**Work required:** Sort through the data and copy the lines holding the word "Saatlik".

**Input data:**

-- start --

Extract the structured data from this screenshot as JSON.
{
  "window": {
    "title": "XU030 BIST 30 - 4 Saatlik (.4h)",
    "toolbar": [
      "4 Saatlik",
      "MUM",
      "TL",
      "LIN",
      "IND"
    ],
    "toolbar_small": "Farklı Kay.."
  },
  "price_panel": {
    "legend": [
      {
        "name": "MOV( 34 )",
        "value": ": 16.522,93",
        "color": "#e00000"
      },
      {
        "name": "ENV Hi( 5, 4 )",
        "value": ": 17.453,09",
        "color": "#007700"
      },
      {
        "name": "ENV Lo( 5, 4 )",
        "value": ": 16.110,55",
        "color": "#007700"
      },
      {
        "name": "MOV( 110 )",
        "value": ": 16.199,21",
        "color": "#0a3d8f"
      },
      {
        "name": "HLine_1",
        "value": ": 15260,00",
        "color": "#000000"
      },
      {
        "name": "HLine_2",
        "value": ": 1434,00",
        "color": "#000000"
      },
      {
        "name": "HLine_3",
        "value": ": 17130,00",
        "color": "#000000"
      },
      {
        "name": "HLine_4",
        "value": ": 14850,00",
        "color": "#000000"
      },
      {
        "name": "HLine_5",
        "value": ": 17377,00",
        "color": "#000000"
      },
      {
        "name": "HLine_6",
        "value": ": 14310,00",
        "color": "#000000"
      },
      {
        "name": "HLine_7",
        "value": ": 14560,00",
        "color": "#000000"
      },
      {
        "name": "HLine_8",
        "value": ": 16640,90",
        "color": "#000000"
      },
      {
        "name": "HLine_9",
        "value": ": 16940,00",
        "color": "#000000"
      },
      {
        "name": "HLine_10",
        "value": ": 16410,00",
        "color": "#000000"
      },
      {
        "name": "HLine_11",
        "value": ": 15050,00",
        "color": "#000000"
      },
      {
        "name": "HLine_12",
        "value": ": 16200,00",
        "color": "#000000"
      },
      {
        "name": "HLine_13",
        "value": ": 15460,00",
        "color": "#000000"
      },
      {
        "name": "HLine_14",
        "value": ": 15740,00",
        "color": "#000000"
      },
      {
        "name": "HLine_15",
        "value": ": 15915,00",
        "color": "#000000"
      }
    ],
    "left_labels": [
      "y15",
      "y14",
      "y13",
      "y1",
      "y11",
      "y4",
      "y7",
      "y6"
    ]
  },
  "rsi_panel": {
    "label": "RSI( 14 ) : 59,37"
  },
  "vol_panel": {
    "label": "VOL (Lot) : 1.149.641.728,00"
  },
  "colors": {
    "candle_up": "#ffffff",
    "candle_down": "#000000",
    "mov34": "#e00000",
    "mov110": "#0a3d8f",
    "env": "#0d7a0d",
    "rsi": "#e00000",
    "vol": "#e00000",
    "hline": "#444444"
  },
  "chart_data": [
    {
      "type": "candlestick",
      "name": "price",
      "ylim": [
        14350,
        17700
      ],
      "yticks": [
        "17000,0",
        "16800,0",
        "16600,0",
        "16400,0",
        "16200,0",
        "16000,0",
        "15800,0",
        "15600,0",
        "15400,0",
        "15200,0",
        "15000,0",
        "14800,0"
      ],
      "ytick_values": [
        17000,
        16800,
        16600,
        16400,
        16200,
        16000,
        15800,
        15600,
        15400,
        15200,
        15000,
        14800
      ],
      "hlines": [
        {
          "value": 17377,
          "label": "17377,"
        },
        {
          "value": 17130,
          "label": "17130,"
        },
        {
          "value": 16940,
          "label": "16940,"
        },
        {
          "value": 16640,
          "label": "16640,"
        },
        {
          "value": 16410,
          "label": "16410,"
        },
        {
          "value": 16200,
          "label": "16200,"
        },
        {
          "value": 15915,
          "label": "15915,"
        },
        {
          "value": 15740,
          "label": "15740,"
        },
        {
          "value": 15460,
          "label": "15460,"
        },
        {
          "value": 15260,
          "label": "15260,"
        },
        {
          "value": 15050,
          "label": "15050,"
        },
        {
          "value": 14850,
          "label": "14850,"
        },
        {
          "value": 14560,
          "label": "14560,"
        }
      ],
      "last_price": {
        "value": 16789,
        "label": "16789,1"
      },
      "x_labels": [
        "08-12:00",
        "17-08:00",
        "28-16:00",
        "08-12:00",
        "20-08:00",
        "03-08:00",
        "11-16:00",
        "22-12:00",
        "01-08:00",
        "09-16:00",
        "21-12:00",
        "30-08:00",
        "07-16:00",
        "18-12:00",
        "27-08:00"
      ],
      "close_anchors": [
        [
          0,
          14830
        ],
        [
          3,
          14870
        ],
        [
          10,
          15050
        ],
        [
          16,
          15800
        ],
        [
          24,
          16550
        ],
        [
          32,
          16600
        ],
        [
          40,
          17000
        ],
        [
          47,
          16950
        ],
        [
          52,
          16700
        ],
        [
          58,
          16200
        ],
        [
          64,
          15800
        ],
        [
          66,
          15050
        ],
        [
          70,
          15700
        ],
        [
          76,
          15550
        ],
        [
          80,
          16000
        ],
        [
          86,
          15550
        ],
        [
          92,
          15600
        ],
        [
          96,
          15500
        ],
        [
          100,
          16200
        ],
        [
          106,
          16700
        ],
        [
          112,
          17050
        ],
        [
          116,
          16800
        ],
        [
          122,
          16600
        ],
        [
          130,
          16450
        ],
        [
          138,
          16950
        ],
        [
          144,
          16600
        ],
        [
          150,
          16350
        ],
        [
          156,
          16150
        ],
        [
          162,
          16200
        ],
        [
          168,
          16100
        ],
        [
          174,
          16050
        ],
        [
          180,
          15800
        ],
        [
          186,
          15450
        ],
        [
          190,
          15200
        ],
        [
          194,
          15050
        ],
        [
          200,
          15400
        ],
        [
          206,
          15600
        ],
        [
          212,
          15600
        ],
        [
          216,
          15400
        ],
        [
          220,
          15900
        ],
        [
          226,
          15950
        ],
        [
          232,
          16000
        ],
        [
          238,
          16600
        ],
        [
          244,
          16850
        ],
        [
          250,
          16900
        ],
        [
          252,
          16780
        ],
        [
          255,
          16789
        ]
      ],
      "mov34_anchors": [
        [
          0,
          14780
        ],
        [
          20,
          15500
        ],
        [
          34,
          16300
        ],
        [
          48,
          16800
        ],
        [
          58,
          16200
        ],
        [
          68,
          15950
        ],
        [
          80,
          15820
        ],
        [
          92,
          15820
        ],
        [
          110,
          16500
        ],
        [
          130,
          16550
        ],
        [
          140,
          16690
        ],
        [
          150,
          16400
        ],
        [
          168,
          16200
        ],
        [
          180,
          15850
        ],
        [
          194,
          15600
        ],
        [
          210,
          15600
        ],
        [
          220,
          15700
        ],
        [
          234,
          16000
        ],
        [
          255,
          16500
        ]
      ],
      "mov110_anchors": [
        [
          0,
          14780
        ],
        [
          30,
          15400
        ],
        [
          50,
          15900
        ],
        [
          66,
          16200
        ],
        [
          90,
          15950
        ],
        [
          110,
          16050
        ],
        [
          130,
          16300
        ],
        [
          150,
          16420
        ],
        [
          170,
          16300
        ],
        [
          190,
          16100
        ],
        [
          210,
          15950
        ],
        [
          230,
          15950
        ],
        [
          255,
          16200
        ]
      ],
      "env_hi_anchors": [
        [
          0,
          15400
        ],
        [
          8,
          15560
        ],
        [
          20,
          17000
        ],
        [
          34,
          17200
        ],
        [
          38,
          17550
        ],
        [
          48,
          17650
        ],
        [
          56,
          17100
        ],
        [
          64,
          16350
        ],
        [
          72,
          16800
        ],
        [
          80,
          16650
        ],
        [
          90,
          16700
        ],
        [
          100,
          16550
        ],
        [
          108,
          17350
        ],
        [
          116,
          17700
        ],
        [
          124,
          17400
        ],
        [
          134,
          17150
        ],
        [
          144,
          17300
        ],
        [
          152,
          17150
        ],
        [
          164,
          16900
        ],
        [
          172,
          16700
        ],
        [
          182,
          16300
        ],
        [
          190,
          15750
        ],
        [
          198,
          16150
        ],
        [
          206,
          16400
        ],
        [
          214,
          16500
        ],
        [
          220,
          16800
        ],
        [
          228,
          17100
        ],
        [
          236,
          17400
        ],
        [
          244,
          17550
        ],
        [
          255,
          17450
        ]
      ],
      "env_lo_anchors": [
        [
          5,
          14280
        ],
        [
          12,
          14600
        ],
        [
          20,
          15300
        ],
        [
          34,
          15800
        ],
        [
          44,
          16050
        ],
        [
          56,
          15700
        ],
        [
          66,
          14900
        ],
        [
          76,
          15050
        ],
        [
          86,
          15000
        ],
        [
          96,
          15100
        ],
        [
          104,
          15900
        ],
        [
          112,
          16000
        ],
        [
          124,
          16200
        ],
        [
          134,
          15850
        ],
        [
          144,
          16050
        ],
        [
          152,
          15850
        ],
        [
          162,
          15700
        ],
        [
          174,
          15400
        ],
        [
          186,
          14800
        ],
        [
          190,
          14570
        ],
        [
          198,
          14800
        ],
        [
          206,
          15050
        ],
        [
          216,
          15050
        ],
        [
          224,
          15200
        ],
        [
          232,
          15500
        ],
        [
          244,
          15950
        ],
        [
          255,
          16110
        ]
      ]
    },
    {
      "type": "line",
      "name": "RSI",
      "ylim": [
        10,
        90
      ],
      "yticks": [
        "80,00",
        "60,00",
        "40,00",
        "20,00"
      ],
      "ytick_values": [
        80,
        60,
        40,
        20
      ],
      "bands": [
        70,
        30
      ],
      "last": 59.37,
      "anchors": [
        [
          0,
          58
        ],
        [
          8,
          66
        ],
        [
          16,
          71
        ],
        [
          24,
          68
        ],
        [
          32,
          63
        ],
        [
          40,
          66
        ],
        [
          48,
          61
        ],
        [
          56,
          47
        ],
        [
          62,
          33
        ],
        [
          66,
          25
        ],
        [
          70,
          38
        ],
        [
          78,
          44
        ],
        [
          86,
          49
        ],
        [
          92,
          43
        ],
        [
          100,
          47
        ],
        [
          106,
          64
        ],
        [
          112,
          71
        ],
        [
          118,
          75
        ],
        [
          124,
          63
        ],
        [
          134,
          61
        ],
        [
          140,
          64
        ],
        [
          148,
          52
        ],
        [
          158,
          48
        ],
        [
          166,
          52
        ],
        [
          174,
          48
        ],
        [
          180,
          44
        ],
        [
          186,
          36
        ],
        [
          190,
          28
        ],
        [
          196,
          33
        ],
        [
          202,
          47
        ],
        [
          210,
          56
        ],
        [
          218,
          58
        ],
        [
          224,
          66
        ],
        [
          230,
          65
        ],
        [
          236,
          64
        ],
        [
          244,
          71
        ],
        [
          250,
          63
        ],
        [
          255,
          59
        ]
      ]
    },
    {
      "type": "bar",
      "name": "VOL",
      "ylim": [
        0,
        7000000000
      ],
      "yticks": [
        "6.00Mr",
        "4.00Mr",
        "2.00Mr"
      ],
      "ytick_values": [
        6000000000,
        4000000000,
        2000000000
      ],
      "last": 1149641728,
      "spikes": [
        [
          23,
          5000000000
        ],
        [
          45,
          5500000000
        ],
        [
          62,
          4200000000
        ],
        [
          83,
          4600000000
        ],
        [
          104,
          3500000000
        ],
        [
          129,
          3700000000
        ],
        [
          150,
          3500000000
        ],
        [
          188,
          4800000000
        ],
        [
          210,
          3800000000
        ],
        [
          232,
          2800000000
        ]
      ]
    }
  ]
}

-- end --

**Exercise result:**
    "title": "XU030 BIST 30 - 4 Saatlik (.4h)",
      "4 Saatlik",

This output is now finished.